TASK DESCRIPTION: Print all of the data exactly as written.

— Start DATA —

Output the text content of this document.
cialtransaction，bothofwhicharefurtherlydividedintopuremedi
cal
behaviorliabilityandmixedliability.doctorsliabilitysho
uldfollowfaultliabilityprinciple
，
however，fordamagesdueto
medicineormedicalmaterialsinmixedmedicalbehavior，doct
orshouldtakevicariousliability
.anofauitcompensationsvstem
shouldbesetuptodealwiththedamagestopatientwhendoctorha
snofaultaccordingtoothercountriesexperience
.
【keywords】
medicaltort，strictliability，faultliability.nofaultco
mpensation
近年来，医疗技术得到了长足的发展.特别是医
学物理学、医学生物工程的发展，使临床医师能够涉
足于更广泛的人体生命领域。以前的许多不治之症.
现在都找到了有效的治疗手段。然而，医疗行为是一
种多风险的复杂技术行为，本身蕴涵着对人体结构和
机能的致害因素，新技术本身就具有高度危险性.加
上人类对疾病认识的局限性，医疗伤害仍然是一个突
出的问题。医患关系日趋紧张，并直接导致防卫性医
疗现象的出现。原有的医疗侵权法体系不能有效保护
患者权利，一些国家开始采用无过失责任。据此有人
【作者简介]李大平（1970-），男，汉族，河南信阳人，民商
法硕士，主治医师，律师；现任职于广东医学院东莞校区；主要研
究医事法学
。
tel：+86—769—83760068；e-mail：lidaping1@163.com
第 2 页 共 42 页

— End DATA —

REPLY TO THE TASK:
Output the text content of this document.
cialtransaction，bothofwhicharefurtherlydividedintopuremedi
cal
behaviorliabilityandmixedliability.doctorsliabilitysho
uldfollowfaultliabilityprinciple
，
however，fordamagesdueto
medicineormedicalmaterialsinmixedmedicalbehavior，doct
orshouldtakevicariousliability
.anofauitcompensationsvstem
shouldbesetuptodealwiththedamagestopatientwhendoctorha
snofaultaccordingtoothercountriesexperience
.
【keywords】
medicaltort，strictliability，faultliability.nofaultco
mpensation
近年来，医疗技术得到了长足的发展.特别是医
学物理学、医学生物工程的发展，使临床医师能够涉
足于更广泛的人体生命领域。以前的许多不治之症.
现在都找到了有效的治疗手段。然而，医疗行为是一
种多风险的复杂技术行为，本身蕴涵着对人体结构和
机能的致害因素，新技术本身就具有高度危险性.加
上人类对疾病认识的局限性，医疗伤害仍然是一个突
出的问题。医患关系日趋紧张，并直接导致防卫性医
疗现象的出现。原有的医疗侵权法体系不能有效保护
患者权利，一些国家开始采用无过失责任。据此有人
【作者简介]李大平（1970-），男，汉族，河南信阳人，民商
法硕士，主治医师，律师；现任职于广东医学院东莞校区；主要研
究医事法学
。
tel：+86—769—83760068；e-mail：lidaping1@163.com
第 2 页 共 42 页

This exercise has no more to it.